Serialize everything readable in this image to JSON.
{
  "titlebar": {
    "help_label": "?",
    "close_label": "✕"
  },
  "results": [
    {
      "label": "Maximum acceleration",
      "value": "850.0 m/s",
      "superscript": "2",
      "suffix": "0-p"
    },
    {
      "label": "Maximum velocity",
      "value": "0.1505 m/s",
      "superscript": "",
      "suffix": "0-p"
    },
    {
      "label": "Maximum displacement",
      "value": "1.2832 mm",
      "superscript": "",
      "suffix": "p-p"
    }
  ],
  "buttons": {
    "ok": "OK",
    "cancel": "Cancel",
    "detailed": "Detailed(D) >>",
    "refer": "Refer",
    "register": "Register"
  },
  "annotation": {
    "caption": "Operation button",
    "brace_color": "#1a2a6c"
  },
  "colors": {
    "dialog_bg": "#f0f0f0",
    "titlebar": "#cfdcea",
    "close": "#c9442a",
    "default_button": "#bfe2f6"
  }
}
^^^^^^^^
> **EXERCISE DIRECTIONS**
Could you quote the material above in full, exactly as it stands?

> **TASK RESULT**
Serialize everything readable in this image to JSON.
{
  "titlebar": {
    "help_label": "?",
    "close_label": "✕"
  },
  "results": [
    {
      "label": "Maximum acceleration",
      "value": "850.0 m/s",
      "superscript": "2",
      "suffix": "0-p"
    },
    {
      "label": "Maximum velocity",
      "value": "0.1505 m/s",
      "superscript": "",
      "suffix": "0-p"
    },
    {
      "label": "Maximum displacement",
      "value": "1.2832 mm",
      "superscript": "",
      "suffix": "p-p"
    }
  ],
  "buttons": {
    "ok": "OK",
    "cancel": "Cancel",
    "detailed": "Detailed(D) >>",
    "refer": "Refer",
    "register": "Register"
  },
  "annotation": {
    "caption": "Operation button",
    "brace_color": "#1a2a6c"
  },
  "colors": {
    "dialog_bg": "#f0f0f0",
    "titlebar": "#cfdcea",
    "close": "#c9442a",
    "default_button": "#bfe2f6"
  }
}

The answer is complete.